▶ _Exercise instructions_
Read the data and repeat all of it exactly.

[Records from a collection of figures]
---------------

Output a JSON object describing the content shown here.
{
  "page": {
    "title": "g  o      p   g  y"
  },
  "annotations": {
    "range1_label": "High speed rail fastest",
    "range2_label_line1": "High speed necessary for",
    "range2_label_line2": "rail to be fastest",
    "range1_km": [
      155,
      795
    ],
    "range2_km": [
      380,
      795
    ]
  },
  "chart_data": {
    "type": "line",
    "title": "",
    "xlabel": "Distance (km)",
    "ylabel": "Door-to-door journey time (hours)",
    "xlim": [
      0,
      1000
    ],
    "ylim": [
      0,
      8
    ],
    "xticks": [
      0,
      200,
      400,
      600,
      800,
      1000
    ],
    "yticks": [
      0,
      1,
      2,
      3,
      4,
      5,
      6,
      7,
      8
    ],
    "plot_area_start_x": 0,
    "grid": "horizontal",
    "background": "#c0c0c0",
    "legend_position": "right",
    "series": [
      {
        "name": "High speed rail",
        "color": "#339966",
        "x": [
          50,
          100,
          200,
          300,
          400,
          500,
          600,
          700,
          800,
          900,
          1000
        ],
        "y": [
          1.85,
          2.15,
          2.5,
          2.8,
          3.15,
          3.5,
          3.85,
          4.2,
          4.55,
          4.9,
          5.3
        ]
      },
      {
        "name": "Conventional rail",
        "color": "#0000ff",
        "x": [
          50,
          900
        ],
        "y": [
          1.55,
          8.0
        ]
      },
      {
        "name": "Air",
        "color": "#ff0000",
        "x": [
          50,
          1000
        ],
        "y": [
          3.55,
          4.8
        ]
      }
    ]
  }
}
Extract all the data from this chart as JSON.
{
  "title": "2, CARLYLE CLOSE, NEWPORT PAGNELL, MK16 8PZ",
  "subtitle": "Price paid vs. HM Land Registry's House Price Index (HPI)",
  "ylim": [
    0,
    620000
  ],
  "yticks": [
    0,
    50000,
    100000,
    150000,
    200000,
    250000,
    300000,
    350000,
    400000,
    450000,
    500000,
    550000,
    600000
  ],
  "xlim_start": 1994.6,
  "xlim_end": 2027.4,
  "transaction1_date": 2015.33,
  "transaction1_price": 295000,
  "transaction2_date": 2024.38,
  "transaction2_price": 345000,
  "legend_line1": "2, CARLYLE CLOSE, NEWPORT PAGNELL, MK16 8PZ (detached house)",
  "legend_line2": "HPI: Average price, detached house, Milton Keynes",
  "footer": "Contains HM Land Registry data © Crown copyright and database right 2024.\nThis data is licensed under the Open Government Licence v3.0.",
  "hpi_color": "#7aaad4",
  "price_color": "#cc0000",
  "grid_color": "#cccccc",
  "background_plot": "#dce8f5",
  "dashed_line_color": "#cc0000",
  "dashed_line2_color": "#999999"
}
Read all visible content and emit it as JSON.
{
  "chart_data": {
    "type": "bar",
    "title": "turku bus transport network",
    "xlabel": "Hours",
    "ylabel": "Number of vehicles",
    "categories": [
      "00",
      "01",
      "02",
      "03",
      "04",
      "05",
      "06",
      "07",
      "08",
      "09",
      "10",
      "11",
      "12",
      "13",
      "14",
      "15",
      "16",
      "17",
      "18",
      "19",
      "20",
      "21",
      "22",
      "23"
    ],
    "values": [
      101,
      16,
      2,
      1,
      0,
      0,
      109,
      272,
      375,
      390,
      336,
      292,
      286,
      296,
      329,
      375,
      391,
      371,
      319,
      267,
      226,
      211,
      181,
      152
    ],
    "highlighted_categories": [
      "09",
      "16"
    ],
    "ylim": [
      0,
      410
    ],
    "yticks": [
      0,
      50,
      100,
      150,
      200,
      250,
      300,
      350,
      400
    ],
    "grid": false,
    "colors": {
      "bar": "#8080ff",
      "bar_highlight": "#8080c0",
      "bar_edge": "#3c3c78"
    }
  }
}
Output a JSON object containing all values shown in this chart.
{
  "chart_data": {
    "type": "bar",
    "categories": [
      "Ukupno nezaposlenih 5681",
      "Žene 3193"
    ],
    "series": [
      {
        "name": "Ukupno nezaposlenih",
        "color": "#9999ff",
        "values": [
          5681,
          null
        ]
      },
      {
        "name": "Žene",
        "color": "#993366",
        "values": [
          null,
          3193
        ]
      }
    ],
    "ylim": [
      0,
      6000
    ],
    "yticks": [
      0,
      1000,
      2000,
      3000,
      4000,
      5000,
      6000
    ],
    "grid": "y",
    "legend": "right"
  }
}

---------------

▶ _Solution_
Output a JSON object describing the content shown here.
{
  "page": {
    "title": "g  o      p   g  y"
  },
  "annotations": {
    "range1_label": "High speed rail fastest",
    "range2_label_line1": "High speed necessary for",
    "range2_label_line2": "rail to be fastest",
    "range1_km": [
      155,
      795
    ],
    "range2_km": [
      380,
      795
    ]
  },
  "chart_data": {
    "type": "line",
    "title": "",
    "xlabel": "Distance (km)",
    "ylabel": "Door-to-door journey time (hours)",
    "xlim": [
      0,
      1000
    ],
    "ylim": [
      0,
      8
    ],
    "xticks": [
      0,
      200,
      400,
      600,
      800,
      1000
    ],
    "yticks": [
      0,
      1,
      2,
      3,
      4,
      5,
      6,
      7,
      8
    ],
    "plot_area_start_x": 0,
    "grid": "horizontal",
    "background": "#c0c0c0",
    "legend_position": "right",
    "series": [
      {
        "name": "High speed rail",
        "color": "#339966",
        "x": [
          50,
          100,
          200,
          300,
          400,
          500,
          600,
          700,
          800,
          900,
          1000
        ],
        "y": [
          1.85,
          2.15,
          2.5,
          2.8,
          3.15,
          3.5,
          3.85,
          4.2,
          4.55,
          4.9,
          5.3
        ]
      },
      {
        "name": "Conventional rail",
        "color": "#0000ff",
        "x": [
          50,
          900
        ],
        "y": [
          1.55,
          8.0
        ]
      },
      {
        "name": "Air",
        "color": "#ff0000",
        "x": [
          50,
          1000
        ],
        "y": [
          3.55,
          4.8
        ]
      }
    ]
  }
}
Extract all the data from this chart as JSON.
{
  "title": "2, CARLYLE CLOSE, NEWPORT PAGNELL, MK16 8PZ",
  "subtitle": "Price paid vs. HM Land Registry's House Price Index (HPI)",
  "ylim": [
    0,
    620000
  ],
  "yticks": [
    0,
    50000,
    100000,
    150000,
    200000,
    250000,
    300000,
    350000,
    400000,
    450000,
    500000,
    550000,
    600000
  ],
  "xlim_start": 1994.6,
  "xlim_end": 2027.4,
  "transaction1_date": 2015.33,
  "transaction1_price": 295000,
  "transaction2_date": 2024.38,
  "transaction2_price": 345000,
  "legend_line1": "2, CARLYLE CLOSE, NEWPORT PAGNELL, MK16 8PZ (detached house)",
  "legend_line2": "HPI: Average price, detached house, Milton Keynes",
  "footer": "Contains HM Land Registry data © Crown copyright and database right 2024.\nThis data is licensed under the Open Government Licence v3.0.",
  "hpi_color": "#7aaad4",
  "price_color": "#cc0000",
  "grid_color": "#cccccc",
  "background_plot": "#dce8f5",
  "dashed_line_color": "#cc0000",
  "dashed_line2_color": "#999999"
}
Read all visible content and emit it as JSON.
{
  "chart_data": {
    "type": "bar",
    "title": "turku bus transport network",
    "xlabel": "Hours",
    "ylabel": "Number of vehicles",
    "categories": [
      "00",
      "01",
      "02",
      "03",
      "04",
      "05",
      "06",
      "07",
      "08",
      "09",
      "10",
      "11",
      "12",
      "13",
      "14",
      "15",
      "16",
      "17",
      "18",
      "19",
      "20",
      "21",
      "22",
      "23"
    ],
    "values": [
      101,
      16,
      2,
      1,
      0,
      0,
      109,
      272,
      375,
      390,
      336,
      292,
      286,
      296,
      329,
      375,
      391,
      371,
      319,
      267,
      226,
      211,
      181,
      152
    ],
    "highlighted_categories": [
      "09",
      "16"
    ],
    "ylim": [
      0,
      410
    ],
    "yticks": [
      0,
      50,
      100,
      150,
      200,
      250,
      300,
      350,
      400
    ],
    "grid": false,
    "colors": {
      "bar": "#8080ff",
      "bar_highlight": "#8080c0",
      "bar_edge": "#3c3c78"
    }
  }
}
Output a JSON object containing all values shown in this chart.
{
  "chart_data": {
    "type": "bar",
    "categories": [
      "Ukupno nezaposlenih 5681",
      "Žene 3193"
    ],
    "series": [
      {
        "name": "Ukupno nezaposlenih",
        "color": "#9999ff",
        "values": [
          5681,
          null
        ]
      },
      {
        "name": "Žene",
        "color": "#993366",
        "values": [
          null,
          3193
        ]
      }
    ],
    "ylim": [
      0,
      6000
    ],
    "yticks": [
      0,
      1000,
      2000,
      3000,
      4000,
      5000,
      6000
    ],
    "grid": "y",
    "legend": "right"
  }
}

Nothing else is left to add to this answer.